• What is being asked:
Work out how many lines contain "Knjižno". Reply with the count alone.
═════ Dataset
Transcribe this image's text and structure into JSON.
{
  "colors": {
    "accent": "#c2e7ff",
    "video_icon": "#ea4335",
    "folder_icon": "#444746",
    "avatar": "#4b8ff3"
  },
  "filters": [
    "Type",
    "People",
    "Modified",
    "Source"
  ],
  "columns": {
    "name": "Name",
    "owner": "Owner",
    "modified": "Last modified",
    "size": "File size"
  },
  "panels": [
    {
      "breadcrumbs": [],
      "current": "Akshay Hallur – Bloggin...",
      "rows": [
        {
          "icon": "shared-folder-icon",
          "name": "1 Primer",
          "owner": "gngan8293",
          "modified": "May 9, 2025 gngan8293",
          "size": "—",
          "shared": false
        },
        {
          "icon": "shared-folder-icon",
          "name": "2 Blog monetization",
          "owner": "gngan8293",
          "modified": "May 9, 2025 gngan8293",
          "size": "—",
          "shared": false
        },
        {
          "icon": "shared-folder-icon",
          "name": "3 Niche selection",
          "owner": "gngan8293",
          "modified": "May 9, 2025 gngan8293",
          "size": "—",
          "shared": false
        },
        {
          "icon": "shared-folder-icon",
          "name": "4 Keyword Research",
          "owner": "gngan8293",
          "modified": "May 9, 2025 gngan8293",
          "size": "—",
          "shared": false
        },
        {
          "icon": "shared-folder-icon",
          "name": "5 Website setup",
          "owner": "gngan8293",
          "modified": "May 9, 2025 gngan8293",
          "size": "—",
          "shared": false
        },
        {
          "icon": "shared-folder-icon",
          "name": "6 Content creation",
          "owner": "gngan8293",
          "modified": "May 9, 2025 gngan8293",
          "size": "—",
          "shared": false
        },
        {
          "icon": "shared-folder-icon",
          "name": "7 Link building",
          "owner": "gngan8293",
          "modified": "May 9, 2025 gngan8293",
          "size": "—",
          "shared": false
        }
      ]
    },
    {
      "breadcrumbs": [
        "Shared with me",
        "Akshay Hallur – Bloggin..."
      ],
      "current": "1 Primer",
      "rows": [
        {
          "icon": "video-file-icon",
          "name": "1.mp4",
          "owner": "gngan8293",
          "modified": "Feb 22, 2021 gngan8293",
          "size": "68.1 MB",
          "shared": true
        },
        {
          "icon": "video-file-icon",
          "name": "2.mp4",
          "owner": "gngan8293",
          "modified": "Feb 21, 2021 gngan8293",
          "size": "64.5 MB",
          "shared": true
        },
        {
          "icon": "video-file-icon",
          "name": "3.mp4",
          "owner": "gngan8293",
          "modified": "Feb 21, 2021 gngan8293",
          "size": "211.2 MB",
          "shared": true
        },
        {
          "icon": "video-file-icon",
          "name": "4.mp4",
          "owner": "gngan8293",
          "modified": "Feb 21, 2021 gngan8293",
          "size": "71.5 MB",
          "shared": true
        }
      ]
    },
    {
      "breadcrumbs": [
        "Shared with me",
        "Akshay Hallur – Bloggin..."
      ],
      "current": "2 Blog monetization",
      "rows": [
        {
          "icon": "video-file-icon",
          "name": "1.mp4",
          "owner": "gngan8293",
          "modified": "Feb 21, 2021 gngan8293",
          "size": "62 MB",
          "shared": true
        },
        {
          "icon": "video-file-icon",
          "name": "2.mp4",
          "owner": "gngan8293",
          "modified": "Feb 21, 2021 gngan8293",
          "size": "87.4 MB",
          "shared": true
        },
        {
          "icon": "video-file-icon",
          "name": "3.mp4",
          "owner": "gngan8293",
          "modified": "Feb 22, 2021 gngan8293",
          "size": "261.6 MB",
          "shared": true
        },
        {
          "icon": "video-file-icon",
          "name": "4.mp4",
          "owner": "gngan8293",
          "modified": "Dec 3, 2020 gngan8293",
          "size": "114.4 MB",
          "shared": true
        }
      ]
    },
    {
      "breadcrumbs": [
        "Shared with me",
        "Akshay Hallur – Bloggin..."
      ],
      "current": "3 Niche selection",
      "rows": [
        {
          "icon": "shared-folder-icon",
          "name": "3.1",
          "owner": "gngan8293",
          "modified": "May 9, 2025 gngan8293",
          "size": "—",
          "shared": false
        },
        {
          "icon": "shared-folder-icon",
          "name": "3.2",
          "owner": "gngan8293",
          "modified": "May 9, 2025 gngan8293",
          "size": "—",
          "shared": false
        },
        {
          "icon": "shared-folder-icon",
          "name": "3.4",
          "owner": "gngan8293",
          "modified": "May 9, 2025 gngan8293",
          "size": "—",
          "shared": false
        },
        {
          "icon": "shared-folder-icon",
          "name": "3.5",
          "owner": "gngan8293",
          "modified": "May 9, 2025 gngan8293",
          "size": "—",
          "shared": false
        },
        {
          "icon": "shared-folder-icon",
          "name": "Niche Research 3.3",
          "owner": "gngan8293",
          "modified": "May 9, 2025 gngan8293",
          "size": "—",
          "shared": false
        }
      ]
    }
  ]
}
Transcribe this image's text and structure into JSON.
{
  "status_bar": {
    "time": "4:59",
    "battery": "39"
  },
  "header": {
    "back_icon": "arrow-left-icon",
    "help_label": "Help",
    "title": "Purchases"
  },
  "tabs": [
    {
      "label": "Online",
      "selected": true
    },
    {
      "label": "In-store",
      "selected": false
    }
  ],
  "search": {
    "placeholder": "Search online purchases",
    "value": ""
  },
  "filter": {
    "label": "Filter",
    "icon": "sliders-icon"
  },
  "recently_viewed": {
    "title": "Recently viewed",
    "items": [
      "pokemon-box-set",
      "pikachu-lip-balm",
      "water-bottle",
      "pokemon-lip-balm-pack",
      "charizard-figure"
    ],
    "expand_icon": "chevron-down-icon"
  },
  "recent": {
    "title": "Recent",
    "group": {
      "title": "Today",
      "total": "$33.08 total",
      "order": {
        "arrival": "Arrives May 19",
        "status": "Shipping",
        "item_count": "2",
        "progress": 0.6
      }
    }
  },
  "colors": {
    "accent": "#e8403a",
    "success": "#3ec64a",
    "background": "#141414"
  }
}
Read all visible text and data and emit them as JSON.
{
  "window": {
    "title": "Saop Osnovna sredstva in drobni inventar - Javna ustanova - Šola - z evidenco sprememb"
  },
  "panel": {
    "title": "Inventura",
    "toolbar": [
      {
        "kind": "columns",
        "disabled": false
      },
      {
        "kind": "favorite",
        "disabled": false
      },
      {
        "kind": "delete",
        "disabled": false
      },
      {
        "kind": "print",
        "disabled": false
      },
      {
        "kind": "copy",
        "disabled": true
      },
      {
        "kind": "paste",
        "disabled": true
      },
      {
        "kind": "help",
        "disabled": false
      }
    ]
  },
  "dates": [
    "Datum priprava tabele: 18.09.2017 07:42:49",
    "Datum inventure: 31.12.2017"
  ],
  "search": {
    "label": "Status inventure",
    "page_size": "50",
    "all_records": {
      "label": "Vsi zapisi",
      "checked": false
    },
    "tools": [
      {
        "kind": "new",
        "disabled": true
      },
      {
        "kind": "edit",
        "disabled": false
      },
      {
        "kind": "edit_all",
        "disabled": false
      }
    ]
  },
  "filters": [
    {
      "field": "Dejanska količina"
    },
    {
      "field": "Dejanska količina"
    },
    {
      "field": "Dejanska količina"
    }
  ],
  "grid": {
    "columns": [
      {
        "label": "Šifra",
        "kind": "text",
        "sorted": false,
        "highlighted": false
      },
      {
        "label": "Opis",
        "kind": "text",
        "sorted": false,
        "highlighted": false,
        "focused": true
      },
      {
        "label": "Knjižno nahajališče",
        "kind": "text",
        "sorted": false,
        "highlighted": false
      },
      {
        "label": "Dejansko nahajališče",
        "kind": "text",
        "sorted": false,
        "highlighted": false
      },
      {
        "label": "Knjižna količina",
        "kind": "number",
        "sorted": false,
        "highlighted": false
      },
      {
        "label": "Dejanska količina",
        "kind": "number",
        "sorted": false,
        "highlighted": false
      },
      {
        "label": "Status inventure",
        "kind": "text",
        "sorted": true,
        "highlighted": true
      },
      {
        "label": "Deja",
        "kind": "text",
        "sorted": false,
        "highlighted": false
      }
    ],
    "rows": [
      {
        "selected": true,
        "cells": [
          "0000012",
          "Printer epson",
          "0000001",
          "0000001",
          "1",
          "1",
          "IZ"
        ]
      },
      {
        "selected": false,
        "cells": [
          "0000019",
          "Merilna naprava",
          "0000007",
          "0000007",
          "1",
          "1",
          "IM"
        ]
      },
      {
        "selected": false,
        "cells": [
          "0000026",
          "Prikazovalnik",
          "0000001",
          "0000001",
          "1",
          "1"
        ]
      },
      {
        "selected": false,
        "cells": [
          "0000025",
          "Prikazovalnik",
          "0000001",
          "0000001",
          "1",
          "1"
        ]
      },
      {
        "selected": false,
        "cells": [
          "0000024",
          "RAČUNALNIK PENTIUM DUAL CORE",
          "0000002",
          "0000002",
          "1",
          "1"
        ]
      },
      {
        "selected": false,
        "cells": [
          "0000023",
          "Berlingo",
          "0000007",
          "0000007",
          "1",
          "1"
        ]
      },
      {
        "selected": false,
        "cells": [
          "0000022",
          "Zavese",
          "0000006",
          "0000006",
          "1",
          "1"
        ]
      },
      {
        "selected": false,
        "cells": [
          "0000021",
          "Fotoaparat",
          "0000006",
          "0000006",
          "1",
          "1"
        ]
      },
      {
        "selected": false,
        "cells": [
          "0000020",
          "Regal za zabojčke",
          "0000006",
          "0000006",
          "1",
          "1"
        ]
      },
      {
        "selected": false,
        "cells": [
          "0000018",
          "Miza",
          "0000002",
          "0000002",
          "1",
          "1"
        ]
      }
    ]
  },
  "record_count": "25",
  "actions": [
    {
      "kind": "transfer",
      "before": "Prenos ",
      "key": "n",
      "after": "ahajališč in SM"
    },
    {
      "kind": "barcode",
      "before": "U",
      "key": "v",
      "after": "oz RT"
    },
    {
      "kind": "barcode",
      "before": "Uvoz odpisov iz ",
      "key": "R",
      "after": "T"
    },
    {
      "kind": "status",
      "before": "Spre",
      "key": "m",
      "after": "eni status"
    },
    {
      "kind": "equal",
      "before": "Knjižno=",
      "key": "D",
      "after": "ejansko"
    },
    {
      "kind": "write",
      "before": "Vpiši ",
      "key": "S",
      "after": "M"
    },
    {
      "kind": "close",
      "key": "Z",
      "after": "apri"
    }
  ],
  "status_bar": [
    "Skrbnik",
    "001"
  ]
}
══════════
• Result of the task:
2